## BEGIN
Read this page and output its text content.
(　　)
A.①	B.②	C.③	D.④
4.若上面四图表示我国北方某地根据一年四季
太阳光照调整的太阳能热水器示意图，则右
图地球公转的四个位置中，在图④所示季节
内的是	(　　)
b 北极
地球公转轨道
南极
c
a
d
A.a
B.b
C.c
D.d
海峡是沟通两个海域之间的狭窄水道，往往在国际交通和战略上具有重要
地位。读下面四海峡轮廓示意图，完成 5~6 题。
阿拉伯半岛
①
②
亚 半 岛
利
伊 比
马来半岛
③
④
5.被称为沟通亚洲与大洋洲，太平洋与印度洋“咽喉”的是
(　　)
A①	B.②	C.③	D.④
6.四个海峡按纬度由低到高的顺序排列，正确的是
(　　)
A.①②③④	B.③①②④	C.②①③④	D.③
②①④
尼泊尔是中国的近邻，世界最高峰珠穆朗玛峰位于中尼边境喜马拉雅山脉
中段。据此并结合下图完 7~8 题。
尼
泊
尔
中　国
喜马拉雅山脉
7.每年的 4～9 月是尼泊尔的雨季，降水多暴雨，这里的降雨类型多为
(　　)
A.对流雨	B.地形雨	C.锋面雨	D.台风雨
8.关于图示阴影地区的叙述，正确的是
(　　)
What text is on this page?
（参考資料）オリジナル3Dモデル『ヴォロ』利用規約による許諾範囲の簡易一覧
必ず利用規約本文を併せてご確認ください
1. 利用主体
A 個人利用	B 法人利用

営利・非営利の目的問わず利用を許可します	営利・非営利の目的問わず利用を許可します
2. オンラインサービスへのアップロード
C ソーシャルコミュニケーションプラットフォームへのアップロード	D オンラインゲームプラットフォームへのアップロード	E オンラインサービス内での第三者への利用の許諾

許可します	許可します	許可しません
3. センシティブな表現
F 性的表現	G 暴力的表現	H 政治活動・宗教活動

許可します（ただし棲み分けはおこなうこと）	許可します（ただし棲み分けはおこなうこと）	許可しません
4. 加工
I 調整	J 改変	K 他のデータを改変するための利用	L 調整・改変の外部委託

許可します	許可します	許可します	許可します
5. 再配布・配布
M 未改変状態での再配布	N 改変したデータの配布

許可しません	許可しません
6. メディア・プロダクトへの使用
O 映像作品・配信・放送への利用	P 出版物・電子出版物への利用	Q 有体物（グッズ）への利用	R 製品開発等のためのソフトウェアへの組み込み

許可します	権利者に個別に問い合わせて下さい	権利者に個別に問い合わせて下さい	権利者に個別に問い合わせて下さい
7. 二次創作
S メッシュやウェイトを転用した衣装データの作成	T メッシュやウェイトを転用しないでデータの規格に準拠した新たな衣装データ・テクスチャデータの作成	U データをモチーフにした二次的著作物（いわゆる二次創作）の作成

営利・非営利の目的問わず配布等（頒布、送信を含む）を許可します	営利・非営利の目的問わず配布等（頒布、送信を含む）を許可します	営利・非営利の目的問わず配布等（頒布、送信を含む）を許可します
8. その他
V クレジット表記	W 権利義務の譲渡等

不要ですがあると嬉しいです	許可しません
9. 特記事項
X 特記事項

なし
## END
**Exercise aim:**
Copy the material above, line for line.

**Answer in full:**
Read this page and output its text content.
(　　)
A.①	B.②	C.③	D.④
4.若上面四图表示我国北方某地根据一年四季
太阳光照调整的太阳能热水器示意图，则右
图地球公转的四个位置中，在图④所示季节
内的是	(　　)
b 北极
地球公转轨道
南极
c
a
d
A.a
B.b
C.c
D.d
海峡是沟通两个海域之间的狭窄水道，往往在国际交通和战略上具有重要
地位。读下面四海峡轮廓示意图，完成 5~6 题。
阿拉伯半岛
①
②
亚 半 岛
利
伊 比
马来半岛
③
④
5.被称为沟通亚洲与大洋洲，太平洋与印度洋“咽喉”的是
(　　)
A①	B.②	C.③	D.④
6.四个海峡按纬度由低到高的顺序排列，正确的是
(　　)
A.①②③④	B.③①②④	C.②①③④	D.③
②①④
尼泊尔是中国的近邻，世界最高峰珠穆朗玛峰位于中尼边境喜马拉雅山脉
中段。据此并结合下图完 7~8 题。
尼
泊
尔
中　国
喜马拉雅山脉
7.每年的 4～9 月是尼泊尔的雨季，降水多暴雨，这里的降雨类型多为
(　　)
A.对流雨	B.地形雨	C.锋面雨	D.台风雨
8.关于图示阴影地区的叙述，正确的是
(　　)
What text is on this page?
（参考資料）オリジナル3Dモデル『ヴォロ』利用規約による許諾範囲の簡易一覧
必ず利用規約本文を併せてご確認ください
1. 利用主体
A 個人利用	B 法人利用

営利・非営利の目的問わず利用を許可します	営利・非営利の目的問わず利用を許可します
2. オンラインサービスへのアップロード
C ソーシャルコミュニケーションプラットフォームへのアップロード	D オンラインゲームプラットフォームへのアップロード	E オンラインサービス内での第三者への利用の許諾

許可します	許可します	許可しません
3. センシティブな表現
F 性的表現	G 暴力的表現	H 政治活動・宗教活動

許可します（ただし棲み分けはおこなうこと）	許可します（ただし棲み分けはおこなうこと）	許可しません
4. 加工
I 調整	J 改変	K 他のデータを改変するための利用	L 調整・改変の外部委託

許可します	許可します	許可します	許可します
5. 再配布・配布
M 未改変状態での再配布	N 改変したデータの配布

許可しません	許可しません
6. メディア・プロダクトへの使用
O 映像作品・配信・放送への利用	P 出版物・電子出版物への利用	Q 有体物（グッズ）への利用	R 製品開発等のためのソフトウェアへの組み込み

許可します	権利者に個別に問い合わせて下さい	権利者に個別に問い合わせて下さい	権利者に個別に問い合わせて下さい
7. 二次創作
S メッシュやウェイトを転用した衣装データの作成	T メッシュやウェイトを転用しないでデータの規格に準拠した新たな衣装データ・テクスチャデータの作成	U データをモチーフにした二次的著作物（いわゆる二次創作）の作成

営利・非営利の目的問わず配布等（頒布、送信を含む）を許可します	営利・非営利の目的問わず配布等（頒布、送信を含む）を許可します	営利・非営利の目的問わず配布等（頒布、送信を含む）を許可します
8. その他
V クレジット表記	W 権利義務の譲渡等

不要ですがあると嬉しいです	許可しません
9. 特記事項
X 特記事項

なし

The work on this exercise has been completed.